OBJECTIVE
Which lines hold the word "选择性粘贴"? Copy each one.

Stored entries
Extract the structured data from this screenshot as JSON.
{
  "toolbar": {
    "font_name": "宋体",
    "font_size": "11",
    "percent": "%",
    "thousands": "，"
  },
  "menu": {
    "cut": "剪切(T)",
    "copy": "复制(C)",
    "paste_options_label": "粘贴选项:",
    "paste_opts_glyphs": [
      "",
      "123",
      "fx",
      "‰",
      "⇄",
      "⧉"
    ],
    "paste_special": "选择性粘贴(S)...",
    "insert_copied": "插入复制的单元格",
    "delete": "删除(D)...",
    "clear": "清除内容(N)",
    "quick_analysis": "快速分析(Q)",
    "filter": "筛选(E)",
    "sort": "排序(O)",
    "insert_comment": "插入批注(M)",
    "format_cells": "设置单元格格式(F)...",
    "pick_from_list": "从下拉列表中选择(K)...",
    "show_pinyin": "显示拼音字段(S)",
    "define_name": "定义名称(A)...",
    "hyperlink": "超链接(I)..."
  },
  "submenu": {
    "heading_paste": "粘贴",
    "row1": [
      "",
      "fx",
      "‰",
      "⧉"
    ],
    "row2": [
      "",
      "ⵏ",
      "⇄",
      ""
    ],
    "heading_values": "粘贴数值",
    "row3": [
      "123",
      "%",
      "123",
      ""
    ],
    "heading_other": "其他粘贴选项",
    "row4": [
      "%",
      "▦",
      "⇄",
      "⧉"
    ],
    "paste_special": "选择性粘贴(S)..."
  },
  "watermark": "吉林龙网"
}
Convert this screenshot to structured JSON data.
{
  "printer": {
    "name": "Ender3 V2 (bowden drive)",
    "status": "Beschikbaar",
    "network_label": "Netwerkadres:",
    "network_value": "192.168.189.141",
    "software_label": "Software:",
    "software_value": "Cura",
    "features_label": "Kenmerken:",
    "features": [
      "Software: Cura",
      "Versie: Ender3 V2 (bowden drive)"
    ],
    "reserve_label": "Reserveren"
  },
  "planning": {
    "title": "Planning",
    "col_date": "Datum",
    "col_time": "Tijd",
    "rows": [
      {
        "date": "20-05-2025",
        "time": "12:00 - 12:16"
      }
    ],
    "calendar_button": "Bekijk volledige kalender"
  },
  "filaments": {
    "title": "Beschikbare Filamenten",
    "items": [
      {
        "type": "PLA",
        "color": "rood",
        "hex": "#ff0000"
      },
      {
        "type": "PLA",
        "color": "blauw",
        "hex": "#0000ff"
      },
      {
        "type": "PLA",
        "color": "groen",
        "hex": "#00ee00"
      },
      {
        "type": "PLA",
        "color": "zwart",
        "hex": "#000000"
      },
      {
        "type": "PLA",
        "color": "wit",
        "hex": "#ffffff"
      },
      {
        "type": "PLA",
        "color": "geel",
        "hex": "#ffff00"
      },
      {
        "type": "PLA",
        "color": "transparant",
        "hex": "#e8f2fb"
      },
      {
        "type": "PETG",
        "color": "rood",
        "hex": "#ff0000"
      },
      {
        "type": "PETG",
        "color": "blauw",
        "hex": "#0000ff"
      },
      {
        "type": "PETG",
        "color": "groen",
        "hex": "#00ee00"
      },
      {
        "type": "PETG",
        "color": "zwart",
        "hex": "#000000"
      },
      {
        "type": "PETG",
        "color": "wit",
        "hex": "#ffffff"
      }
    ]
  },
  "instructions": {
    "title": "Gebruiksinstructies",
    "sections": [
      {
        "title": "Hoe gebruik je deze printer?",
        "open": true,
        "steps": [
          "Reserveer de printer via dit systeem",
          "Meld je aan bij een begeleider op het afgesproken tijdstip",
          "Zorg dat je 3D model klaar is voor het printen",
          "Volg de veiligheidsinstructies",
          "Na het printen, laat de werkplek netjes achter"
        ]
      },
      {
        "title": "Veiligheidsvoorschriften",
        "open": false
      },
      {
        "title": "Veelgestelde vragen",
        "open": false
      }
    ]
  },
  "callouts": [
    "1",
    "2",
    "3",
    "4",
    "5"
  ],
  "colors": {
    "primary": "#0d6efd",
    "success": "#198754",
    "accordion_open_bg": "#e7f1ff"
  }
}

REPLY TO THE TASK
    "paste_special": "选择性粘贴(S)...",
    "paste_special": "选择性粘贴(S)..."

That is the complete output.